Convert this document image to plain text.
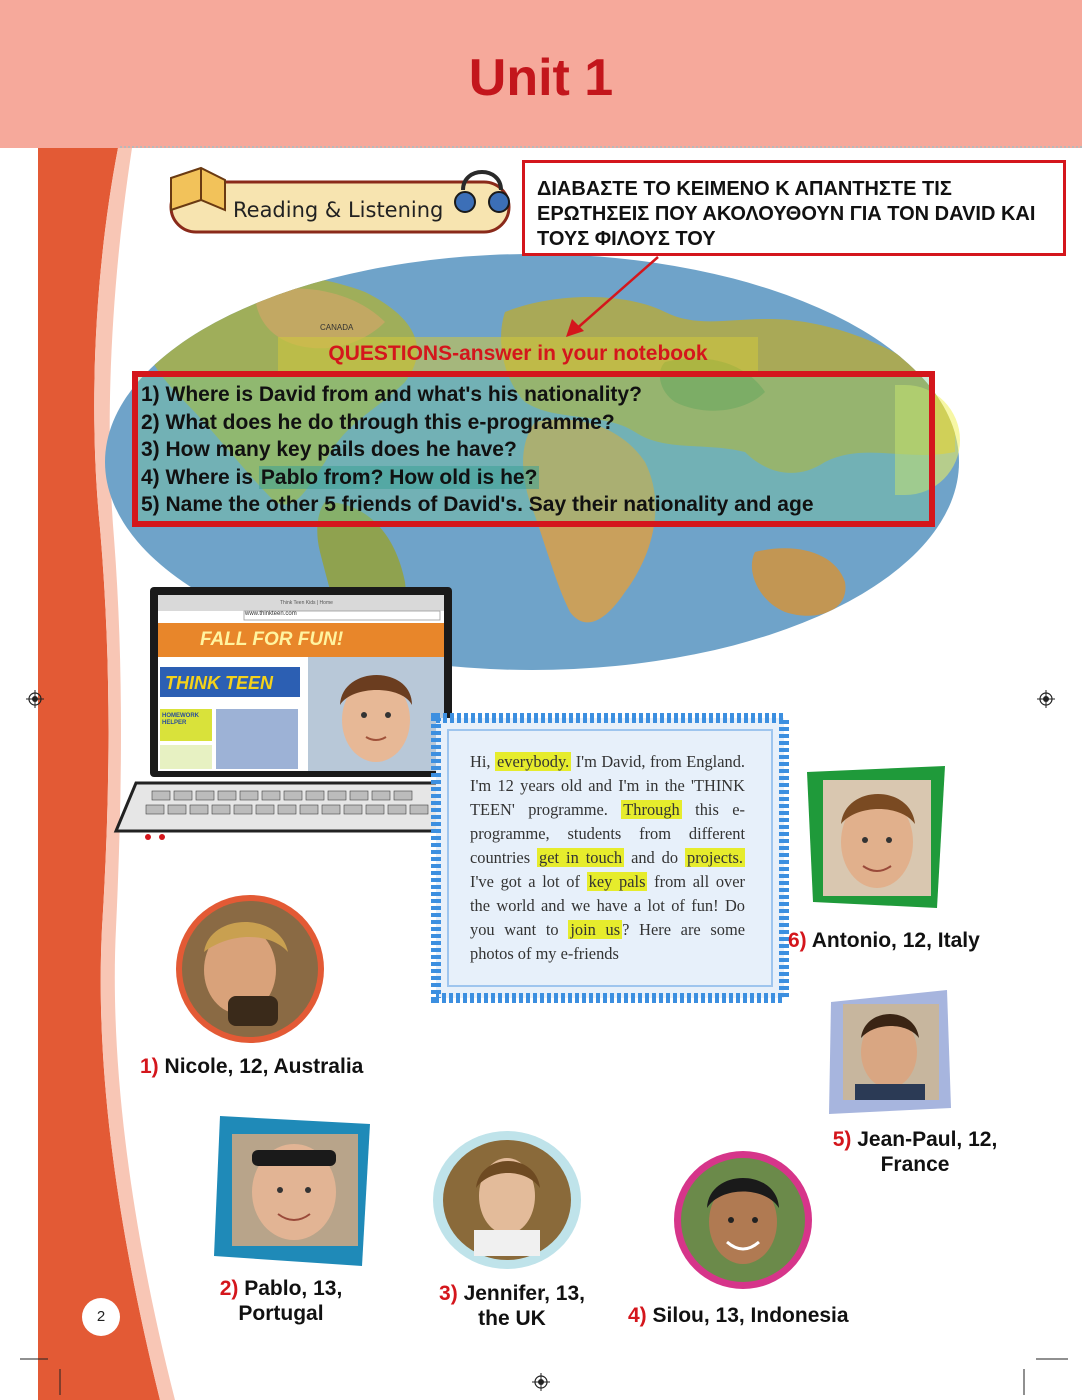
Unit 1
CANADA
Reading & Listening
ΔΙΑΒΑΣΤΕ ΤΟ ΚΕΙΜΕΝΟ Κ ΑΠΑΝΤΗΣΤΕ ΤΙΣ ΕΡΩΤΗΣΕΙΣ ΠΟΥ ΑΚΟΛΟΥΘΟΥΝ ΓΙΑ ΤΟΝ DAVID ΚΑΙ ΤΟΥΣ ΦΙΛΟΥΣ ΤΟΥ
QUESTIONS-answer in your notebook
1) Where is David from and what's his nationality?
2) What does he do through this e-programme?
3) How many key pails does he have?
4) Where is Pablo from? How old is he?
5) Name the other 5 friends of David's. Say their nationality and age
www.thinkteen.com
Think Teen Kids | Home
FALL FOR FUN!
THINK TEEN
HOMEWORK HELPER
Hi, everybody. I'm David, from England. I'm 12 years old and I'm in the 'THINK TEEN' programme. Through this e-programme, students from different countries get in touch and do projects. I've got a lot of key pals from all over the world and we have a lot of fun! Do you want to join us ? Here are some photos of my e-friends
1) Nicole, 12, Australia
2) Pablo, 13,
Portugal
3) Jennifer, 13,
the UK	4) Silou, 13, Indonesia
5) Jean-Paul, 12,
France
6) Antonio, 12, Italy
2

+ + +

*What to produce:* Return every line above in which the string "nationality" occurs.

*Correct answer:*
1) Where is David from and what's his nationality?
5) Name the other 5 friends of David's. Say their nationality and age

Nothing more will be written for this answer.